── Task material ──

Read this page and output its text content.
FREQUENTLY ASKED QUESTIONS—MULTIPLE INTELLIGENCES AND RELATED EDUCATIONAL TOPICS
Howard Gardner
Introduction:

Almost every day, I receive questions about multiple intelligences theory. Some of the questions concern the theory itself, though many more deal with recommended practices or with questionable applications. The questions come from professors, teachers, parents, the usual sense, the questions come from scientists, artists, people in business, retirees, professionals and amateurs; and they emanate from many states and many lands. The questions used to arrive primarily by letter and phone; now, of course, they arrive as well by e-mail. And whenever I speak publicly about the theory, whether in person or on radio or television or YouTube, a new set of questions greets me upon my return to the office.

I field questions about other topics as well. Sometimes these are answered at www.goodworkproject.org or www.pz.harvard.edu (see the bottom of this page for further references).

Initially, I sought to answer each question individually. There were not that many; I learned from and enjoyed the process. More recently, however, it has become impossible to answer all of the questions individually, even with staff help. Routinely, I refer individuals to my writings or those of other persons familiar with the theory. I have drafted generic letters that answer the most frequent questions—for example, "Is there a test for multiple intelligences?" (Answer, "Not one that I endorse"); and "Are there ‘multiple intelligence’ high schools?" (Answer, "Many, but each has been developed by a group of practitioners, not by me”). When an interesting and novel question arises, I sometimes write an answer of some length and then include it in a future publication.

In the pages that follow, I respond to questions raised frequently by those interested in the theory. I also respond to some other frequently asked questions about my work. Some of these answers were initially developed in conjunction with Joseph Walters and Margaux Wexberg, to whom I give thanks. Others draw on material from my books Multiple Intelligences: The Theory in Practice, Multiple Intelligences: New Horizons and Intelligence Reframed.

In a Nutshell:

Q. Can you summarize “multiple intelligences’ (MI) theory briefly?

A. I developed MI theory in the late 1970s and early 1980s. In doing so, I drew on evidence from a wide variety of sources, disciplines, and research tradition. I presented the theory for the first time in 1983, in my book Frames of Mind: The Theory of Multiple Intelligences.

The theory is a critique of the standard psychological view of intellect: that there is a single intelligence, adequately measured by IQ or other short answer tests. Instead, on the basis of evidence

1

───

[Problem description] Look through the data above. Copy every line with the string "evidence" in it.

[Output for this exercise]
A. I developed MI theory in the late 1970s and early 1980s. In doing so, I drew on evidence from a wide variety of sources, disciplines, and research tradition. I presented the theory for the first time in 1983, in my book Frames of Mind: The Theory of Multiple Intelligences.
The theory is a critique of the standard psychological view of intellect: that there is a single intelligence, adequately measured by IQ or other short answer tests. Instead, on the basis of evidence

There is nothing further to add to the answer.